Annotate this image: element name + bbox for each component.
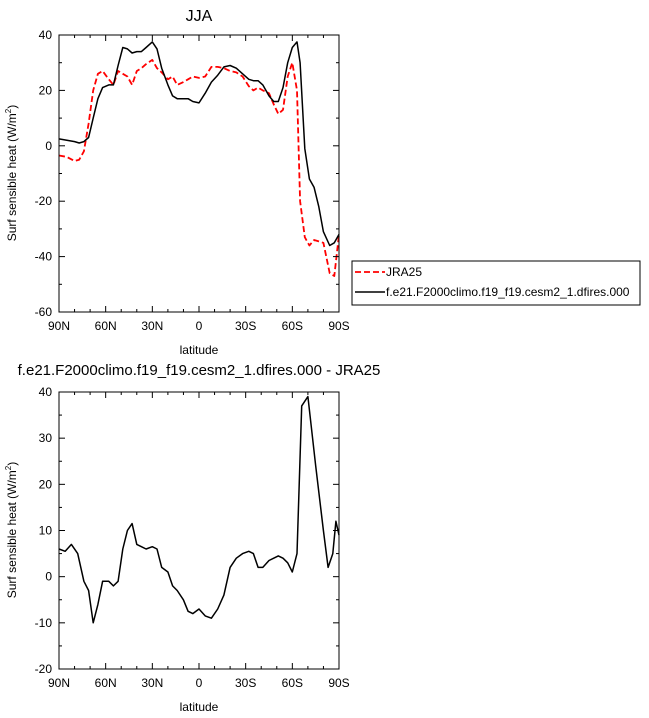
y-tick-label: -10 [35,616,53,630]
top-chart-title: JJA [186,8,213,25]
top-plot-frame [58,34,340,313]
y-tick-label: -20 [35,662,53,676]
top-x-axis-label: latitude [180,343,219,357]
bottom-panel: f.e21.F2000climo.f19_f19.cesm2_1.dfires.… [4,362,380,714]
x-tick-label: 0 [196,319,203,333]
top-series-line-1 [58,41,340,247]
bottom-y-axis-label-end: ) [5,462,19,466]
x-tick-label: 60S [282,676,303,690]
bottom-x-axis: 90N 60N 30N 0 30S 60S 90S [48,392,350,690]
legend: JRA25 f.e21.F2000climo.f19_f19.cesm2_1.d… [351,260,641,306]
x-tick-label: 90S [328,319,349,333]
y-tick-label: -40 [35,250,53,264]
y-tick-label: 0 [45,570,52,584]
x-tick-label: 30S [235,676,256,690]
top-y-axis-label-main: Surf sensible heat (W/m [5,113,19,241]
y-tick-label: 30 [39,431,53,445]
legend-box [351,260,641,306]
x-tick-label: 90N [48,676,70,690]
top-y-axis-label-end: ) [5,105,19,109]
y-tick-label: 10 [39,524,53,538]
bot-series-line-0 [58,395,340,624]
top-series-line-0 [58,59,340,277]
x-tick-label: 0 [196,676,203,690]
x-tick-label: 30N [141,319,163,333]
x-tick-label: 30S [235,319,256,333]
y-tick-label: -20 [35,194,53,208]
legend-entry-jra25: JRA25 [386,265,422,279]
bottom-y-axis-label-sup: 2 [4,465,13,470]
x-tick-label: 90N [48,319,70,333]
bottom-y-axis: 40 30 20 10 0 -10 -20 [35,385,339,676]
bottom-y-axis-label-main: Surf sensible heat (W/m [5,470,19,598]
top-panel: JJA 90N 60N 30N 0 30S 60S 90S 40 20 0 -20 -40 -60 l… [4,8,350,357]
bottom-x-axis-label: latitude [180,700,219,714]
y-tick-label: 20 [39,477,53,491]
bottom-chart-title: f.e21.F2000climo.f19_f19.cesm2_1.dfires.… [18,362,381,379]
top-y-axis-label: Surf sensible heat (W/m2) [4,105,19,242]
y-tick-label: 0 [45,139,52,153]
x-tick-label: 30N [141,676,163,690]
bottom-plot-area [58,395,340,624]
y-tick-label: 40 [39,28,53,42]
top-y-axis: 40 20 0 -20 -40 -60 [35,28,339,319]
x-tick-label: 60S [282,319,303,333]
y-tick-label: -60 [35,305,53,319]
x-tick-label: 90S [328,676,349,690]
legend-entry-model: f.e21.F2000climo.f19_f19.cesm2_1.dfires.… [386,285,630,299]
top-x-axis: 90N 60N 30N 0 30S 60S 90S [48,35,350,333]
x-tick-label: 60N [95,676,117,690]
x-tick-label: 60N [95,319,117,333]
top-y-axis-label-sup: 2 [4,108,13,113]
y-tick-label: 20 [39,83,53,97]
y-tick-label: 40 [39,385,53,399]
bottom-y-axis-label: Surf sensible heat (W/m2) [4,462,19,599]
top-plot-area [58,41,340,277]
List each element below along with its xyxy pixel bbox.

+===+

§ **EXERCISE AIM**
Copy these items word for word, omitting the pictures.

§ **THE RESULT**
Annotate this image: element name + bbox for each component.
y-tick-label: -10 [35,616,53,630]
top-chart-title: JJA [186,8,213,25]
top-plot-frame [58,34,340,313]
y-tick-label: -20 [35,662,53,676]
top-x-axis-label: latitude [180,343,219,357]
bottom-panel: f.e21.F2000climo.f19_f19.cesm2_1.dfires.… [4,362,380,714]
x-tick-label: 0 [196,319,203,333]
top-series-line-1 [58,41,340,247]
bottom-y-axis-label-end: ) [5,462,19,466]
x-tick-label: 60S [282,676,303,690]
bottom-x-axis: 90N 60N 30N 0 30S 60S 90S [48,392,350,690]
legend: JRA25 f.e21.F2000climo.f19_f19.cesm2_1.d… [351,260,641,306]
x-tick-label: 90S [328,319,349,333]
y-tick-label: -40 [35,250,53,264]
y-tick-label: 0 [45,570,52,584]
x-tick-label: 30S [235,676,256,690]
top-y-axis-label-main: Surf sensible heat (W/m [5,113,19,241]
y-tick-label: 30 [39,431,53,445]
legend-box [351,260,641,306]
x-tick-label: 90N [48,676,70,690]
top-y-axis-label-end: ) [5,105,19,109]
y-tick-label: 10 [39,524,53,538]
bot-series-line-0 [58,395,340,624]
top-series-line-0 [58,59,340,277]
x-tick-label: 0 [196,676,203,690]
x-tick-label: 30N [141,319,163,333]
x-tick-label: 30S [235,319,256,333]
y-tick-label: -20 [35,194,53,208]
legend-entry-jra25: JRA25 [386,265,422,279]
bottom-y-axis-label-sup: 2 [4,465,13,470]
x-tick-label: 90N [48,319,70,333]
bottom-y-axis: 40 30 20 10 0 -10 -20 [35,385,339,676]
bottom-y-axis-label-main: Surf sensible heat (W/m [5,470,19,598]
top-panel: JJA 90N 60N 30N 0 30S 60S 90S 40 20 0 -20 -40 -60 l… [4,8,350,357]
bottom-x-axis-label: latitude [180,700,219,714]
y-tick-label: 20 [39,477,53,491]
bottom-chart-title: f.e21.F2000climo.f19_f19.cesm2_1.dfires.… [18,362,381,379]
top-y-axis-label: Surf sensible heat (W/m2) [4,105,19,242]
y-tick-label: 0 [45,139,52,153]
x-tick-label: 30N [141,676,163,690]
bottom-plot-area [58,395,340,624]
y-tick-label: 40 [39,28,53,42]
top-y-axis: 40 20 0 -20 -40 -60 [35,28,339,319]
x-tick-label: 60S [282,319,303,333]
y-tick-label: -60 [35,305,53,319]
x-tick-label: 90S [328,676,349,690]
legend-entry-model: f.e21.F2000climo.f19_f19.cesm2_1.dfires.… [386,285,630,299]
top-x-axis: 90N 60N 30N 0 30S 60S 90S [48,35,350,333]
x-tick-label: 60N [95,676,117,690]
x-tick-label: 60N [95,319,117,333]
top-y-axis-label-sup: 2 [4,108,13,113]
y-tick-label: 20 [39,83,53,97]
y-tick-label: 40 [39,385,53,399]
bottom-y-axis-label: Surf sensible heat (W/m2) [4,462,19,599]
top-plot-area [58,41,340,277]
List each element below along with its xyxy pixel bbox.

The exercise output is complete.